JOB - Restate the listing below word for word, omitting any images.

Begin

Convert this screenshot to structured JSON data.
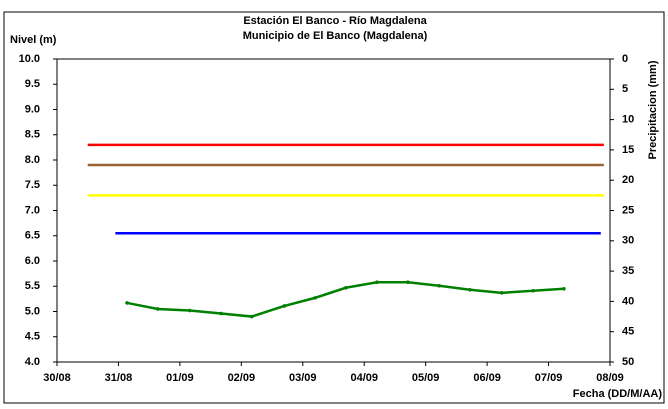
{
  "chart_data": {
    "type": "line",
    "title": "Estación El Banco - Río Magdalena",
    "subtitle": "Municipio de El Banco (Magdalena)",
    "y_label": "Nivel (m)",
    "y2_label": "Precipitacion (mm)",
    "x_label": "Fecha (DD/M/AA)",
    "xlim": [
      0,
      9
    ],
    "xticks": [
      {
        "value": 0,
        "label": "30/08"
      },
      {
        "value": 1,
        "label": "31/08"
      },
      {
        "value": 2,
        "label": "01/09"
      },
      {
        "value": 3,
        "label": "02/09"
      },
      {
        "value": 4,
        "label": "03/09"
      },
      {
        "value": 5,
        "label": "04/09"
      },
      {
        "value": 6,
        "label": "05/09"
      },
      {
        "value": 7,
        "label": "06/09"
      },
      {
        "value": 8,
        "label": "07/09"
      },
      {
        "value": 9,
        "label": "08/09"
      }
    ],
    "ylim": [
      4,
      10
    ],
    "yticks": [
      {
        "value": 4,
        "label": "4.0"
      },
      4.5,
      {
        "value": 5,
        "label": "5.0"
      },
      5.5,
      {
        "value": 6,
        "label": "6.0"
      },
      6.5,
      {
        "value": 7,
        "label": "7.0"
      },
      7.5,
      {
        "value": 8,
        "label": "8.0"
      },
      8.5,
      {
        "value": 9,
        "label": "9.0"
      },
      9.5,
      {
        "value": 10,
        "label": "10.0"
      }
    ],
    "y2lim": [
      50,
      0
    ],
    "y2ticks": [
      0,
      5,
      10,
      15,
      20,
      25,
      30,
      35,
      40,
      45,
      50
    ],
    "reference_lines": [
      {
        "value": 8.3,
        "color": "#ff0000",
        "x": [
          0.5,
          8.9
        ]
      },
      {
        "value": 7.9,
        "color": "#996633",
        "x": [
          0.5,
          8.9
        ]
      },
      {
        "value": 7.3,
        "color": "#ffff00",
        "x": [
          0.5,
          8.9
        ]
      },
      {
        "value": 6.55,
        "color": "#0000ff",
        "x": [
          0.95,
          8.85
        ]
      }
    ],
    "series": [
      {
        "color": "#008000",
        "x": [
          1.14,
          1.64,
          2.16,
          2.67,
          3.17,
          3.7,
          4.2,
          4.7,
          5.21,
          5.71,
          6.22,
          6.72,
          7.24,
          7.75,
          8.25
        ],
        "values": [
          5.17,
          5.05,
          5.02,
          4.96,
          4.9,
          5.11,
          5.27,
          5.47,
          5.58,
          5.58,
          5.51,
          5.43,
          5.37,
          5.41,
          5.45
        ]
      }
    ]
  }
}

End

SOLUTION TO THIS EXERCISE -
Convert this screenshot to structured JSON data.
{
  "chart_data": {
    "type": "line",
    "title": "Estación El Banco - Río Magdalena",
    "subtitle": "Municipio de El Banco (Magdalena)",
    "y_label": "Nivel (m)",
    "y2_label": "Precipitacion (mm)",
    "x_label": "Fecha (DD/M/AA)",
    "xlim": [
      0,
      9
    ],
    "xticks": [
      {
        "value": 0,
        "label": "30/08"
      },
      {
        "value": 1,
        "label": "31/08"
      },
      {
        "value": 2,
        "label": "01/09"
      },
      {
        "value": 3,
        "label": "02/09"
      },
      {
        "value": 4,
        "label": "03/09"
      },
      {
        "value": 5,
        "label": "04/09"
      },
      {
        "value": 6,
        "label": "05/09"
      },
      {
        "value": 7,
        "label": "06/09"
      },
      {
        "value": 8,
        "label": "07/09"
      },
      {
        "value": 9,
        "label": "08/09"
      }
    ],
    "ylim": [
      4,
      10
    ],
    "yticks": [
      {
        "value": 4,
        "label": "4.0"
      },
      4.5,
      {
        "value": 5,
        "label": "5.0"
      },
      5.5,
      {
        "value": 6,
        "label": "6.0"
      },
      6.5,
      {
        "value": 7,
        "label": "7.0"
      },
      7.5,
      {
        "value": 8,
        "label": "8.0"
      },
      8.5,
      {
        "value": 9,
        "label": "9.0"
      },
      9.5,
      {
        "value": 10,
        "label": "10.0"
      }
    ],
    "y2lim": [
      50,
      0
    ],
    "y2ticks": [
      0,
      5,
      10,
      15,
      20,
      25,
      30,
      35,
      40,
      45,
      50
    ],
    "reference_lines": [
      {
        "value": 8.3,
        "color": "#ff0000",
        "x": [
          0.5,
          8.9
        ]
      },
      {
        "value": 7.9,
        "color": "#996633",
        "x": [
          0.5,
          8.9
        ]
      },
      {
        "value": 7.3,
        "color": "#ffff00",
        "x": [
          0.5,
          8.9
        ]
      },
      {
        "value": 6.55,
        "color": "#0000ff",
        "x": [
          0.95,
          8.85
        ]
      }
    ],
    "series": [
      {
        "color": "#008000",
        "x": [
          1.14,
          1.64,
          2.16,
          2.67,
          3.17,
          3.7,
          4.2,
          4.7,
          5.21,
          5.71,
          6.22,
          6.72,
          7.24,
          7.75,
          8.25
        ],
        "values": [
          5.17,
          5.05,
          5.02,
          4.96,
          4.9,
          5.11,
          5.27,
          5.47,
          5.58,
          5.58,
          5.51,
          5.43,
          5.37,
          5.41,
          5.45
        ]
      }
    ]
  }
}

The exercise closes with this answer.